Task details: Exclude the pictures, then copy all remaining records exactly.

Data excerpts
** Begin **
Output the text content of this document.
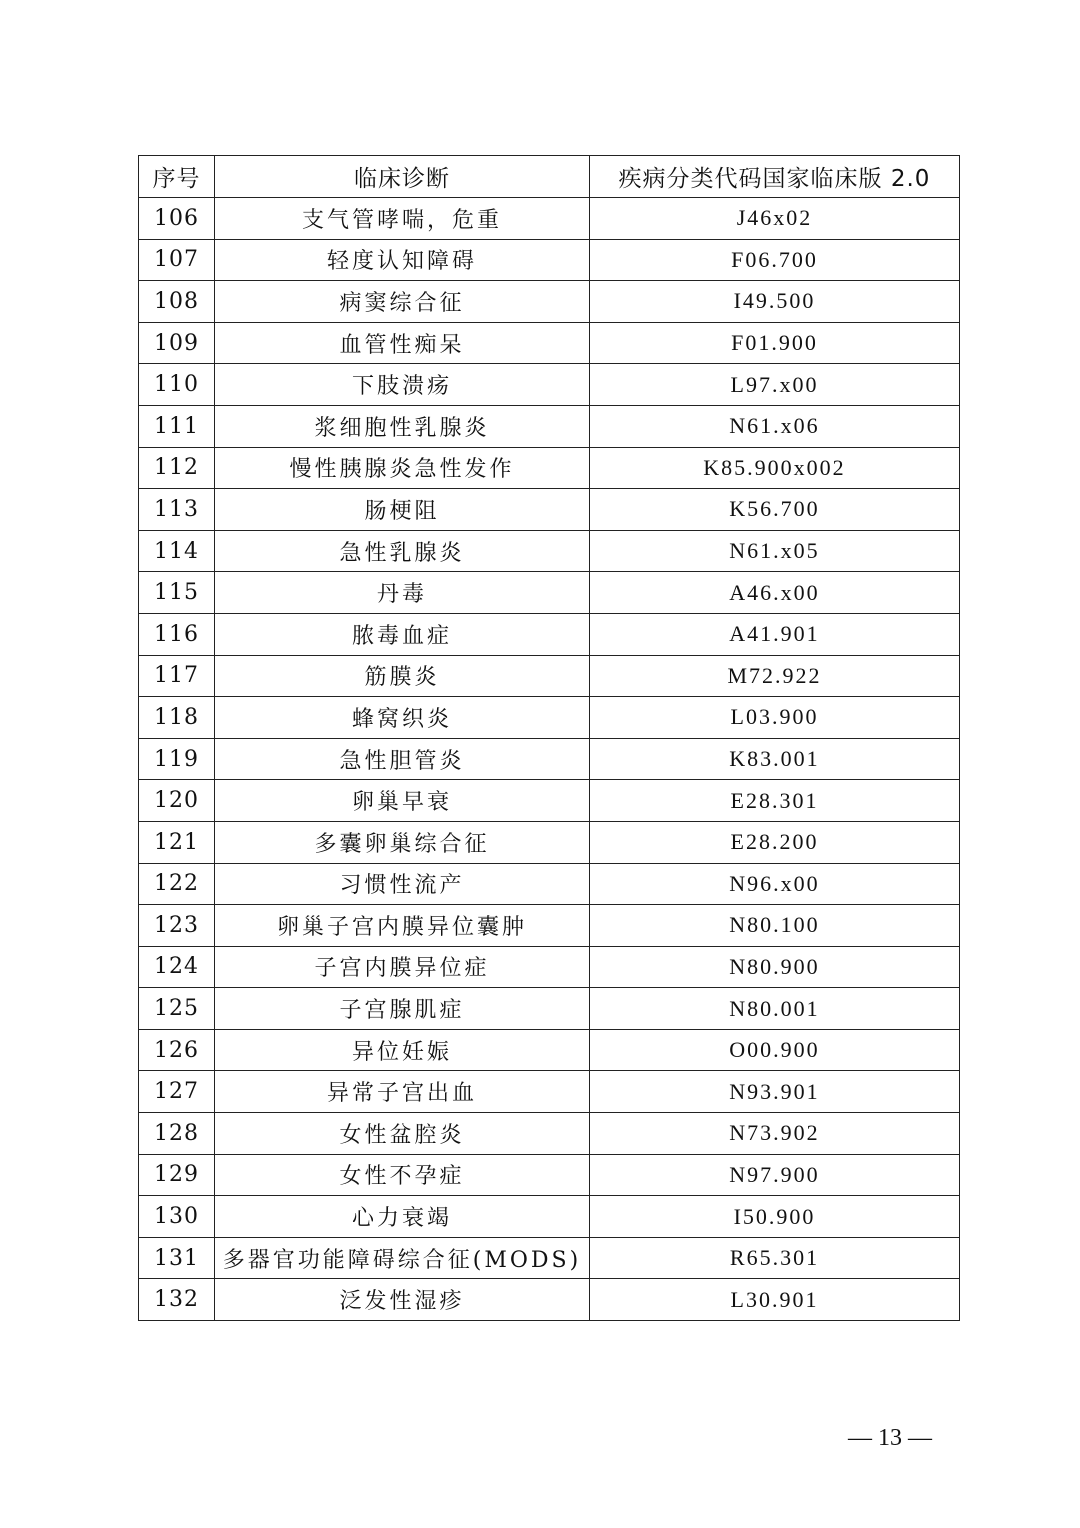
序号	临床诊断	疾病分类代码国家临床版 2.0
106	支气管哮喘，危重	J46x02
107	轻度认知障碍	F06.700
108	病窦综合征	I49.500
109	血管性痴呆	F01.900
110	下肢溃疡	L97.x00
111	浆细胞性乳腺炎	N61.x06
112	慢性胰腺炎急性发作	K85.900x002
113	肠梗阻	K56.700
114	急性乳腺炎	N61.x05
115	丹毒	A46.x00
116	脓毒血症	A41.901
117	筋膜炎	M72.922
118	蜂窝织炎	L03.900
119	急性胆管炎	K83.001
120	卵巢早衰	E28.301
121	多囊卵巢综合征	E28.200
122	习惯性流产	N96.x00
123	卵巢子宫内膜异位囊肿	N80.100
124	子宫内膜异位症	N80.900
125	子宫腺肌症	N80.001
126	异位妊娠	O00.900
127	异常子宫出血	N93.901
128	女性盆腔炎	N73.902
129	女性不孕症	N97.900
130	心力衰竭	I50.900
131	多器官功能障碍综合征(MODS)	R65.301
132	泛发性湿疹	L30.901
— 13 —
** End **
Task output:
Output the text content of this document.
序号	临床诊断	疾病分类代码国家临床版 2.0
106	支气管哮喘，危重	J46x02
107	轻度认知障碍	F06.700
108	病窦综合征	I49.500
109	血管性痴呆	F01.900
110	下肢溃疡	L97.x00
111	浆细胞性乳腺炎	N61.x06
112	慢性胰腺炎急性发作	K85.900x002
113	肠梗阻	K56.700
114	急性乳腺炎	N61.x05
115	丹毒	A46.x00
116	脓毒血症	A41.901
117	筋膜炎	M72.922
118	蜂窝织炎	L03.900
119	急性胆管炎	K83.001
120	卵巢早衰	E28.301
121	多囊卵巢综合征	E28.200
122	习惯性流产	N96.x00
123	卵巢子宫内膜异位囊肿	N80.100
124	子宫内膜异位症	N80.900
125	子宫腺肌症	N80.001
126	异位妊娠	O00.900
127	异常子宫出血	N93.901
128	女性盆腔炎	N73.902
129	女性不孕症	N97.900
130	心力衰竭	I50.900
131	多器官功能障碍综合征(MODS)	R65.301
132	泛发性湿疹	L30.901
— 13 —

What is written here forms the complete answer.